Set problem: How many lines in these records hold the string "ylabel"? State only that number.

--------------------------------

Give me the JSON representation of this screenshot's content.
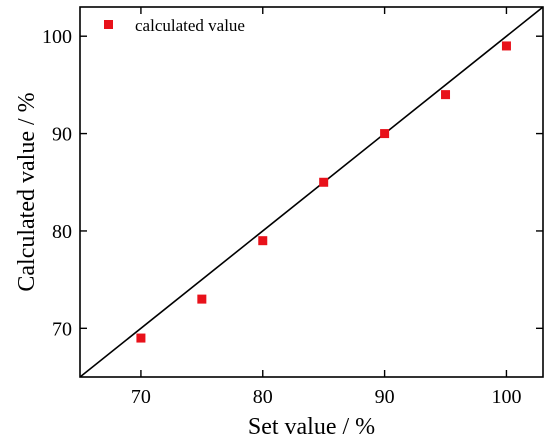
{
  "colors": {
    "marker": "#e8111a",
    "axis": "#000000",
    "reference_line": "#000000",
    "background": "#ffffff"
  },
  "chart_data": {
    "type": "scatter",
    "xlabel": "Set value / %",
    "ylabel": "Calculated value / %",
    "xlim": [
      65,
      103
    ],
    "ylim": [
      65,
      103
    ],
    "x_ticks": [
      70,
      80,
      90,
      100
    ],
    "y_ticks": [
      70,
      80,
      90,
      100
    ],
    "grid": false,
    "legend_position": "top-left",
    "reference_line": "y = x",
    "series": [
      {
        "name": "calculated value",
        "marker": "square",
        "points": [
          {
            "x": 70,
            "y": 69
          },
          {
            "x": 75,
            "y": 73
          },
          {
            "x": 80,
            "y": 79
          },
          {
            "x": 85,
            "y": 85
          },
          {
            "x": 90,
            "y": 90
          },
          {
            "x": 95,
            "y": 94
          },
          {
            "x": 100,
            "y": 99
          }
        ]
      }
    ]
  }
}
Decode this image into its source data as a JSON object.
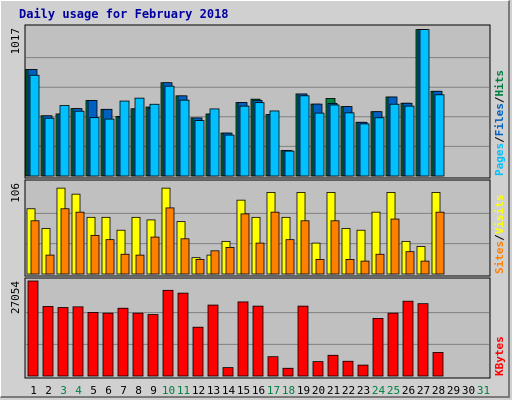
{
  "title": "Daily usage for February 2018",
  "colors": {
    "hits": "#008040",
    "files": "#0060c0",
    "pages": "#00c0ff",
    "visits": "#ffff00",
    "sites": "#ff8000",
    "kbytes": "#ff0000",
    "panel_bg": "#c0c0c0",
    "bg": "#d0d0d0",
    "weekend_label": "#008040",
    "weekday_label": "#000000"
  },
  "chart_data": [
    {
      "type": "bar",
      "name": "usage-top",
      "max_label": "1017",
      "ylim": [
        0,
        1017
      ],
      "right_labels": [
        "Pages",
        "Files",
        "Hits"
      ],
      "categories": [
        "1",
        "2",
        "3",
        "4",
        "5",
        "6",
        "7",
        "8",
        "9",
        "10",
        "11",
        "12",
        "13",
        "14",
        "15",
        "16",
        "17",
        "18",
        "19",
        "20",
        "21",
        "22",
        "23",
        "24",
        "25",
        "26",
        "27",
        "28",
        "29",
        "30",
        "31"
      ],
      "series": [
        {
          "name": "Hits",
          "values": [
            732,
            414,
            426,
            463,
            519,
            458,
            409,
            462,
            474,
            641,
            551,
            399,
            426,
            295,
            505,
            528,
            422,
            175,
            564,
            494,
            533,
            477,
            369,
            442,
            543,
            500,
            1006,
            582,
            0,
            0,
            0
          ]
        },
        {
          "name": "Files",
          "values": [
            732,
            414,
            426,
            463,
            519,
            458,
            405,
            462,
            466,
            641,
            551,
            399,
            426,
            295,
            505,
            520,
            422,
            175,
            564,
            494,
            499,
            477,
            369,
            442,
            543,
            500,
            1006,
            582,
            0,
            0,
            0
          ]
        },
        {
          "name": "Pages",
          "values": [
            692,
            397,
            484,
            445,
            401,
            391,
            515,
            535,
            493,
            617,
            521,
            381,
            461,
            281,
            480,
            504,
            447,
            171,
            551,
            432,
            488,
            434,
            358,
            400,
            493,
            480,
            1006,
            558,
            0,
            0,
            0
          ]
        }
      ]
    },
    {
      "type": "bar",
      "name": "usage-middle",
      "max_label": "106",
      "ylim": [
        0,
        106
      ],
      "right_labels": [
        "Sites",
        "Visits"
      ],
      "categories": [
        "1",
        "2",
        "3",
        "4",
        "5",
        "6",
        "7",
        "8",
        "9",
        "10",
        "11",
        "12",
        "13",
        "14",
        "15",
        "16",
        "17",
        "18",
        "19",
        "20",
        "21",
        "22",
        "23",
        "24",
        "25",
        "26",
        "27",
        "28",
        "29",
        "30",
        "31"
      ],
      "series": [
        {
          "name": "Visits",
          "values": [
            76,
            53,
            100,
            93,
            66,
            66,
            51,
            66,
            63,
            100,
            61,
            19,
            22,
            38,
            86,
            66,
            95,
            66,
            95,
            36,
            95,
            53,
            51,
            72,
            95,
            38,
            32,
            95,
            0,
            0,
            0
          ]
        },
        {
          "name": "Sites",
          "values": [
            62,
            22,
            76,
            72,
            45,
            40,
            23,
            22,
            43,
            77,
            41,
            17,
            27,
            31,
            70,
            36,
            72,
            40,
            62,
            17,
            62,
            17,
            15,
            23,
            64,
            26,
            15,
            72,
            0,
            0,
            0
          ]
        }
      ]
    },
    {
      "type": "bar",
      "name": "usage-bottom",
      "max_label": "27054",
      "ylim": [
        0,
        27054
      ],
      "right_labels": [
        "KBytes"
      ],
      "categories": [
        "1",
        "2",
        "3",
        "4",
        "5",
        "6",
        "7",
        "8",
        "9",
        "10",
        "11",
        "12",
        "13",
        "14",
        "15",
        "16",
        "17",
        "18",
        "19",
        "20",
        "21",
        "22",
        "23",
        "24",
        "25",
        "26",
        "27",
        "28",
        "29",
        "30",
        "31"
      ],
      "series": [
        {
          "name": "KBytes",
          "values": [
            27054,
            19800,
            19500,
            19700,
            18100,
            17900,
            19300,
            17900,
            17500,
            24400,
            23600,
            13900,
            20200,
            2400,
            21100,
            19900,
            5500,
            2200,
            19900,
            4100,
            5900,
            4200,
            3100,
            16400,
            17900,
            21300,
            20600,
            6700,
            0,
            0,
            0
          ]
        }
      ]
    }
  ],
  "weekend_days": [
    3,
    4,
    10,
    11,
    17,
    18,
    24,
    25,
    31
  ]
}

--------------------------------

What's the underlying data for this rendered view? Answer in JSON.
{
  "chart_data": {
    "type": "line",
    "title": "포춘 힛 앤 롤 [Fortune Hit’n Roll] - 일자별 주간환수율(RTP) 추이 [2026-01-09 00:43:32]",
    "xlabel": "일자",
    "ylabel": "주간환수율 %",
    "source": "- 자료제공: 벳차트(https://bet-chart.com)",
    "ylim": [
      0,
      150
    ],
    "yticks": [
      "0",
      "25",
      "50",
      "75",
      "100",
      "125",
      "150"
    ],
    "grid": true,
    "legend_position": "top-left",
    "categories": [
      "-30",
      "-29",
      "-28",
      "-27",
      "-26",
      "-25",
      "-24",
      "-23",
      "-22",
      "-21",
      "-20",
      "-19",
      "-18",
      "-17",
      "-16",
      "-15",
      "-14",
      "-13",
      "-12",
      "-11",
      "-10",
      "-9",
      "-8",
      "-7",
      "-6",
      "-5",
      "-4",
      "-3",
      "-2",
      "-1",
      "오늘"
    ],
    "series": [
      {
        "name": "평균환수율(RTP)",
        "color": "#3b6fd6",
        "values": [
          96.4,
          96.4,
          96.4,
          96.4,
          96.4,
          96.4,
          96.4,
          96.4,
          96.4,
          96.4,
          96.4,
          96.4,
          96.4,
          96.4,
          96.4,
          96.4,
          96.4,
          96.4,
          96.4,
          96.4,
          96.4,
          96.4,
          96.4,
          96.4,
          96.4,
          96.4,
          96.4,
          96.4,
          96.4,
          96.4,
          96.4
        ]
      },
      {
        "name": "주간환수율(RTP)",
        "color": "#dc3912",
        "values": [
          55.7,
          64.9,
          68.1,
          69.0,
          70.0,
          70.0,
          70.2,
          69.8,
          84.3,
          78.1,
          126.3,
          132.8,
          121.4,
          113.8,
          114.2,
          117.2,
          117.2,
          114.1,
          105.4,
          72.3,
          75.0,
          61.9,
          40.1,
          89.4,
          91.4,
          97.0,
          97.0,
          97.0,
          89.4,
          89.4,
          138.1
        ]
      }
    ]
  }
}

--------------------------------

Solution to this problem: 2